- _ARTICLE_
>> BEGIN
# New NFAA Rules



## VA Vince (Aug 30, 2005)

*Rules*

The outdoor here close to home is nice. Plus its into the weekend. I only need to take a couple of days of instead of 6 days. The arrow limit I do like, but wish I had not bought these 26's this year. Good thing I have some 23's. 
I say great job to the nfaa.


----------



## Brown Hornet (Aug 8, 2002)

I love it

Looks like I will be shooting Nationals in 09  Should be a good primer for my elk hunt with TCR1

But the arrow rule....I love that also. I never liked shooting those logs...all of my best indoor scores have come with 2314s anyway Plus unlike VaVince I held off on buying 2512+ size shafts this year :wink:


----------



## mdbowhunter (Oct 22, 2002)

Looks like those 2613 Cobalts I bought last year will go on the shelf.  Oh well.

V-bars and counter-balances allowed in BHFS. Just another step closer to the clickety-click crowd. :wink: I guess the agenda item allowing 7 pin sights failed. Thank goodness. :tongue:


----------



## Brown Hornet (Aug 8, 2002)

mdbowhunter said:


> Looks like those 2613 Cobalts I bought last year will go on the shelf.  Oh well.
> 
> V-bars and counter-balances allowed in BHFS. Just another step closer to the clickety-click crowd. :wink: I guess the agenda item allowing 7 pin sights failed. Thank goodness. :tongue:


You could have shot side bars and v-bars this year.:wink:

The 7 pin thing was ridiculous IMHO:embara:


----------



## Spotshooter2 (Oct 23, 2003)

> The 7 pin thing was ridiculous IMHO


I agree, heck i had enough trouble keeping 5 pins straight . I cant imagine how many times I would use the wrong pin if I had 7.


----------



## swerve (Jun 5, 2005)

mdbowhunter said:


> Looks like those 2613 Cobalts I bought last year will go on the shelf.  Oh well.
> 
> V-bars and counter-balances allowed in BHFS. Just another step closer to the clickety-click crowd. :wink: I guess the agenda item allowing 7 pin sights failed. Thank goodness. :tongue:


Hey,but we are a great crowd.:grin: you will like us:teeth:


----------



## mdbowhunter (Oct 22, 2002)
>> END
- _TASKS TO COMPLETE_
(1) Can you turn the paragraph in the thread beginning "V-bars and counter-balances allowed in BHFS" into a short list that keeps its main facts?
(2) In the thread, what are the answers to these questions?
(a) Which arrows does VA Vince wish he had not bought this year, and which does he still have?
(b) In what year does Brown Hornet expect to shoot Nationals?
(c) How many pins does Spotshooter2 say were already hard to keep straight?
Answer using only the thread.

- _SOURCE EXCERPT_
>> BEGIN
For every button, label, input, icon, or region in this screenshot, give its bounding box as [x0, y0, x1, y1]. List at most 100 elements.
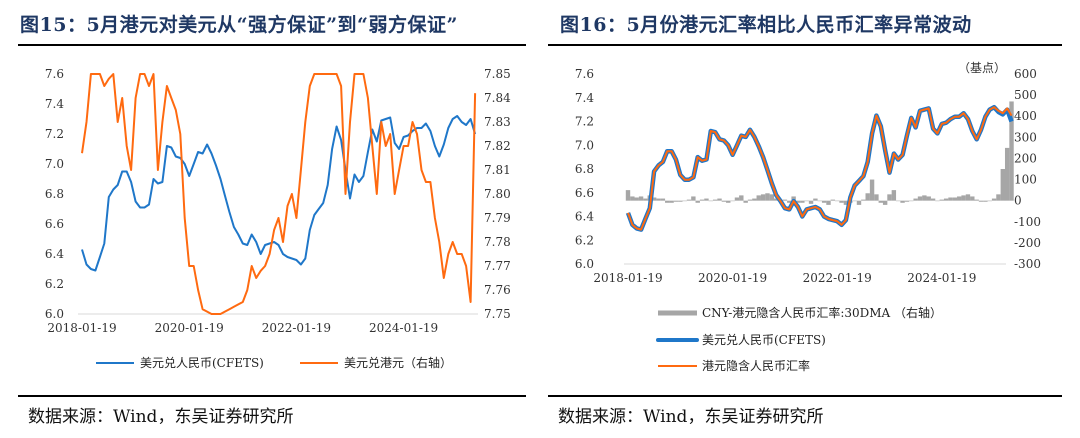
>> END
- _TASK ANSWERS_
(1)
- V-bars and counter-balances are now allowed in BHFS.
- The writer calls this another step closer to the "clickety-click crowd."
- The agenda item allowing 7-pin sights apparently failed, and the writer is glad of it.

(2)
(a) He wishes he had not bought the 26's and still has some 23's.
(b) 09.
(c) Five.